[Begin Data for this exercise]

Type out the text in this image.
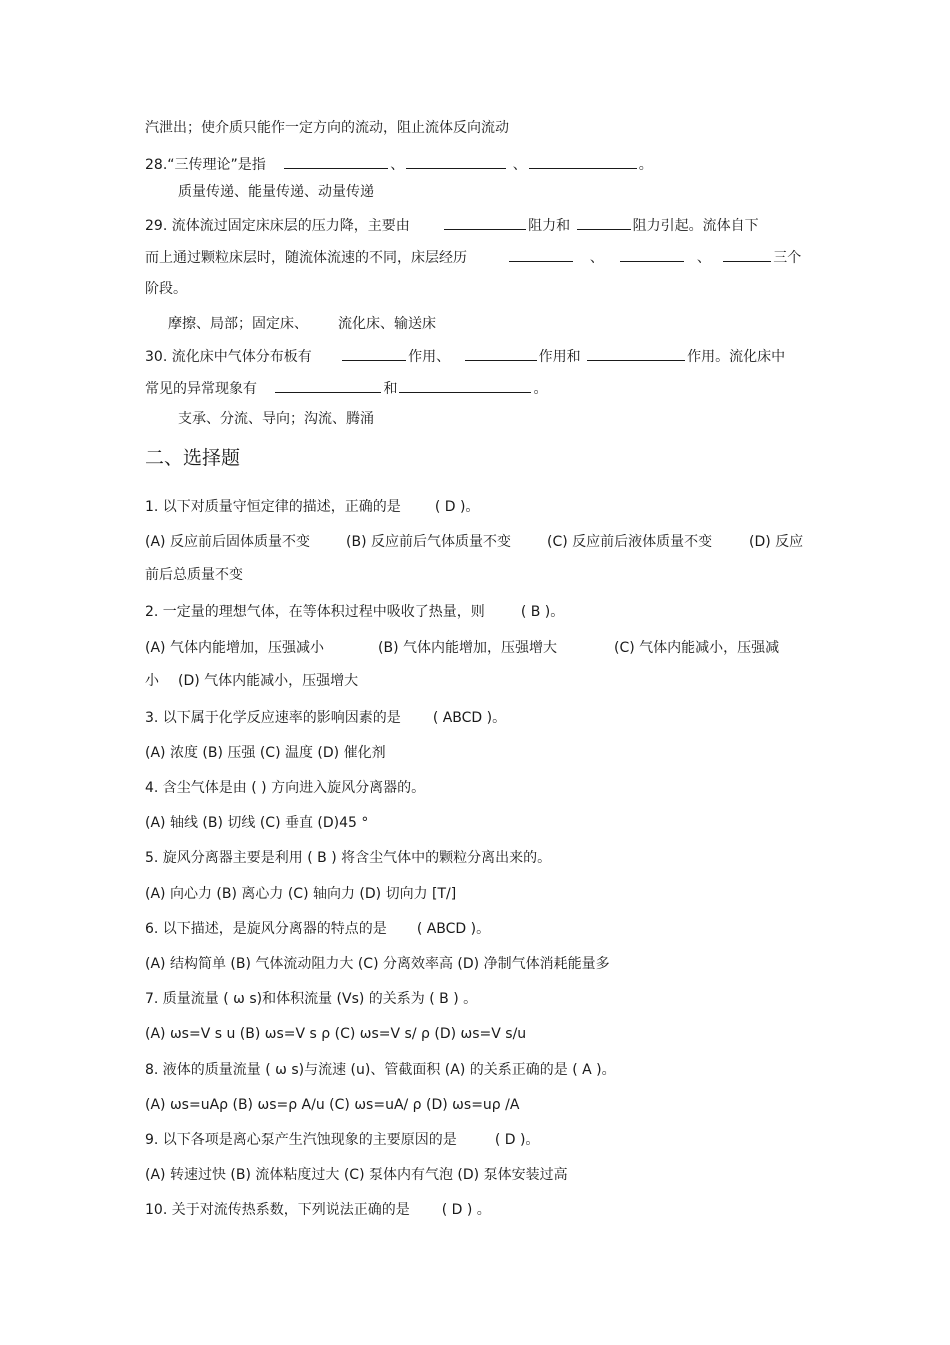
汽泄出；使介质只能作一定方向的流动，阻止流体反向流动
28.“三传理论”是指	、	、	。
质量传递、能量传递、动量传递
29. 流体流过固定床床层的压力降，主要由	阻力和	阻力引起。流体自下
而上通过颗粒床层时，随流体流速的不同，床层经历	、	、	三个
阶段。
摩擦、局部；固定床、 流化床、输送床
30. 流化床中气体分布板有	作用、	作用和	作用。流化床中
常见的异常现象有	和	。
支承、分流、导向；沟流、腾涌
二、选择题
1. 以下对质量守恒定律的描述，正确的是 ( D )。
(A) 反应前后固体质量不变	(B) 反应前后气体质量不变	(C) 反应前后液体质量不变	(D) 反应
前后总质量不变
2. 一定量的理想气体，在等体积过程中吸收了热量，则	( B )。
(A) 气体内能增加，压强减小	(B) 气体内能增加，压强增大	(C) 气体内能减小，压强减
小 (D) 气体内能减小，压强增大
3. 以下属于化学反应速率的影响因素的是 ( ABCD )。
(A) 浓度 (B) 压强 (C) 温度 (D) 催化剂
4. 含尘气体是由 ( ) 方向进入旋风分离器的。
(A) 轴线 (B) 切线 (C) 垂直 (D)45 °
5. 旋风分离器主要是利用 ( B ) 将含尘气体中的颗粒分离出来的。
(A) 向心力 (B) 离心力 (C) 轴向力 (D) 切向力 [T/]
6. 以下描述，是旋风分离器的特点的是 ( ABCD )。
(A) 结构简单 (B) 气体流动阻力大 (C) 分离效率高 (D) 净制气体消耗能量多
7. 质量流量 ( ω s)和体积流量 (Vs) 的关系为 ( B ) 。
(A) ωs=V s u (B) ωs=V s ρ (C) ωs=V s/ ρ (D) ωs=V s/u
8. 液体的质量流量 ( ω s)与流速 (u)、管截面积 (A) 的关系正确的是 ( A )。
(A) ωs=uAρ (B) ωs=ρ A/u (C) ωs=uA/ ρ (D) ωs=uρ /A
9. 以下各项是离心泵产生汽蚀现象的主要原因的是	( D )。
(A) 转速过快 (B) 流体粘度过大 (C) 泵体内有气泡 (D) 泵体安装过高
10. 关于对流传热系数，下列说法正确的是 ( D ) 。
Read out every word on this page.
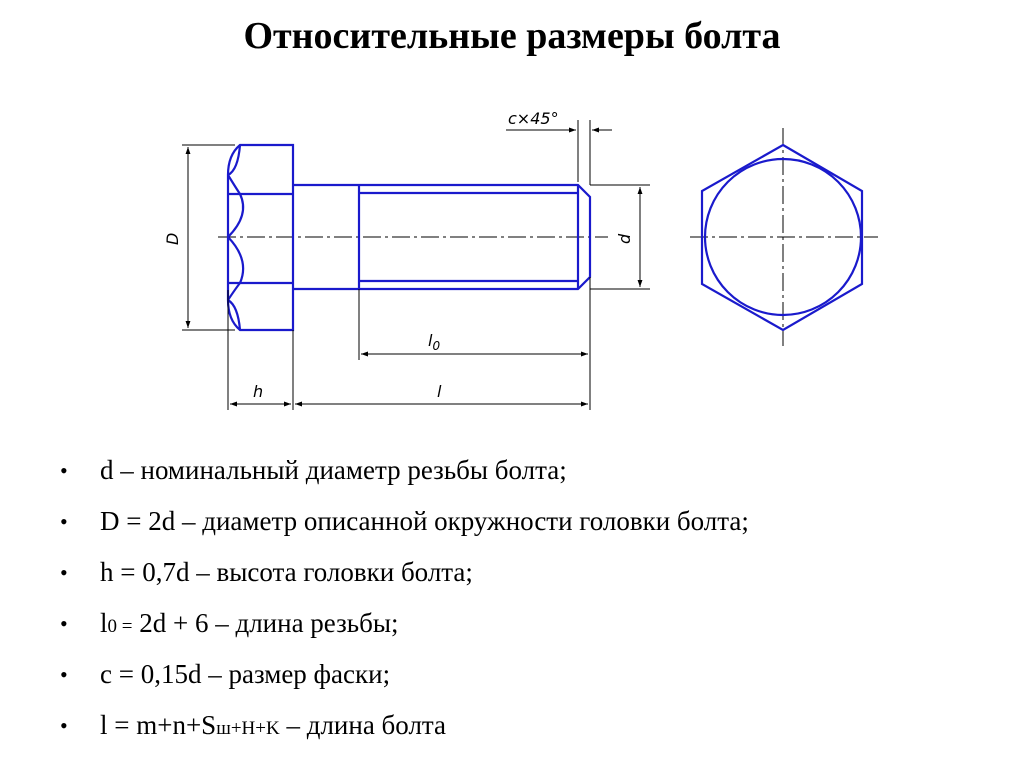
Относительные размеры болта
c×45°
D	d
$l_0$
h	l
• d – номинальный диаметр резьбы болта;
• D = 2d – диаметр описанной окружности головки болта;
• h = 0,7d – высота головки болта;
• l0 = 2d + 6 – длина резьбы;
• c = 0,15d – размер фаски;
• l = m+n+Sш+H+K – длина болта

[End Data for this exercise]

» Problem statement: Your output should consist solely of the lines from the line containing "Read out every word on this page." through the last line of the entries, verbatim, minus any pictures.

» The solution:
Read out every word on this page.
Относительные размеры болта
c×45°
D	d
$l_0$
h	l
• d – номинальный диаметр резьбы болта;
• D = 2d – диаметр описанной окружности головки болта;
• h = 0,7d – высота головки болта;
• l0 = 2d + 6 – длина резьбы;
• c = 0,15d – размер фаски;
• l = m+n+Sш+H+K – длина болта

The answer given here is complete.